§ TASK TO COMPLETE: Only lines holding the word "Challenges" should be copied from the material.

§ MATERIAL FOR THIS EXERCISE:
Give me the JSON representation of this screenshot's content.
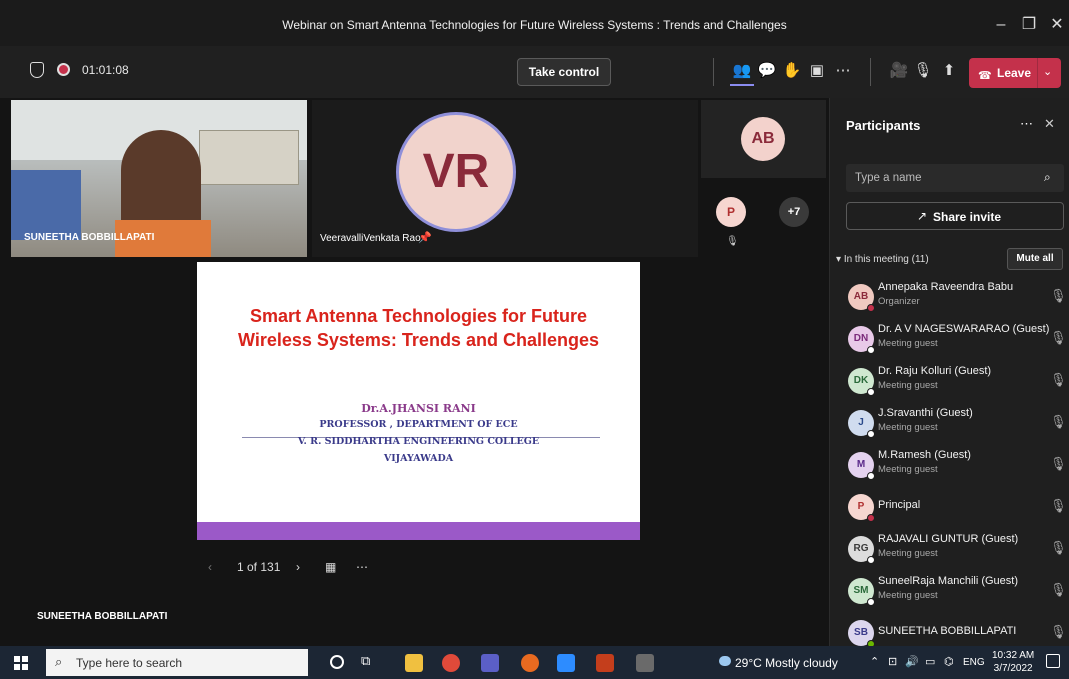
{
  "window": {
    "title": "Webinar on Smart Antenna Technologies for Future Wireless Systems : Trends and Challenges"
  },
  "toolbar": {
    "timer": "01:01:08",
    "take_control": "Take control",
    "leave": "Leave"
  },
  "stage": {
    "tile_camera_name": "SUNEETHA BOBBILLAPATI",
    "tile_vr_initials": "VR",
    "tile_vr_name": "VeeravalliVenkata Rao",
    "tile_ab_initials": "AB",
    "tile_p_initials": "P",
    "overflow_count": "+7",
    "presenter_label": "SUNEETHA BOBBILLAPATI"
  },
  "slide": {
    "title_line1": "Smart Antenna Technologies for Future",
    "title_line2": "Wireless Systems: Trends and Challenges",
    "author": "Dr.A.JHANSI RANI",
    "position": "PROFESSOR , DEPARTMENT OF  ECE",
    "college": "V. R. SIDDHARTHA ENGINEERING COLLEGE",
    "city": "VIJAYAWADA"
  },
  "pager": {
    "page": "1 of 131"
  },
  "panel": {
    "title": "Participants",
    "search_placeholder": "Type a name",
    "share_invite": "Share invite",
    "in_meeting": "In this meeting (11)",
    "mute_all": "Mute all",
    "participants": [
      {
        "initials": "AB",
        "name": "Annepaka Raveendra Babu",
        "role": "Organizer",
        "avatar_color": "#f0c9c0",
        "text_color": "#8a2a3a",
        "dot": "#c4314b"
      },
      {
        "initials": "DN",
        "name": "Dr. A V NAGESWARARAO (Guest)",
        "role": "Meeting guest",
        "avatar_color": "#e8c9e8",
        "text_color": "#7a2a7a",
        "dot": "#ffffff"
      },
      {
        "initials": "DK",
        "name": "Dr. Raju Kolluri (Guest)",
        "role": "Meeting guest",
        "avatar_color": "#cfe8d0",
        "text_color": "#2a6a3a",
        "dot": "#ffffff"
      },
      {
        "initials": "J",
        "name": "J.Sravanthi (Guest)",
        "role": "Meeting guest",
        "avatar_color": "#d0dcef",
        "text_color": "#2a4a8a",
        "dot": "#ffffff"
      },
      {
        "initials": "M",
        "name": "M.Ramesh (Guest)",
        "role": "Meeting guest",
        "avatar_color": "#e4d2ef",
        "text_color": "#5a2a8a",
        "dot": "#ffffff"
      },
      {
        "initials": "P",
        "name": "Principal",
        "role": "",
        "avatar_color": "#f6d6d0",
        "text_color": "#b03030",
        "dot": "#c4314b"
      },
      {
        "initials": "RG",
        "name": "RAJAVALI GUNTUR (Guest)",
        "role": "Meeting guest",
        "avatar_color": "#dcdcdc",
        "text_color": "#3a3a3a",
        "dot": "#ffffff"
      },
      {
        "initials": "SM",
        "name": "SuneelRaja Manchili (Guest)",
        "role": "Meeting guest",
        "avatar_color": "#cfe8d0",
        "text_color": "#2a6a3a",
        "dot": "#ffffff"
      },
      {
        "initials": "SB",
        "name": "SUNEETHA BOBBILLAPATI",
        "role": "",
        "avatar_color": "#dcd6ee",
        "text_color": "#3a3a8a",
        "dot": "#6bb700"
      }
    ]
  },
  "taskbar": {
    "search_placeholder": "Type here to search",
    "weather": "29°C  Mostly cloudy",
    "lang": "ENG",
    "time": "10:32 AM",
    "date": "3/7/2022"
  },
  "colors": {
    "leave": "#c4314b",
    "accent": "#6264a7",
    "slide_bar": "#9b59c8"
  }
}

§ THE OUTPUT:
    "title": "Webinar on Smart Antenna Technologies for Future Wireless Systems : Trends and Challenges"
    "title_line2": "Wireless Systems: Trends and Challenges",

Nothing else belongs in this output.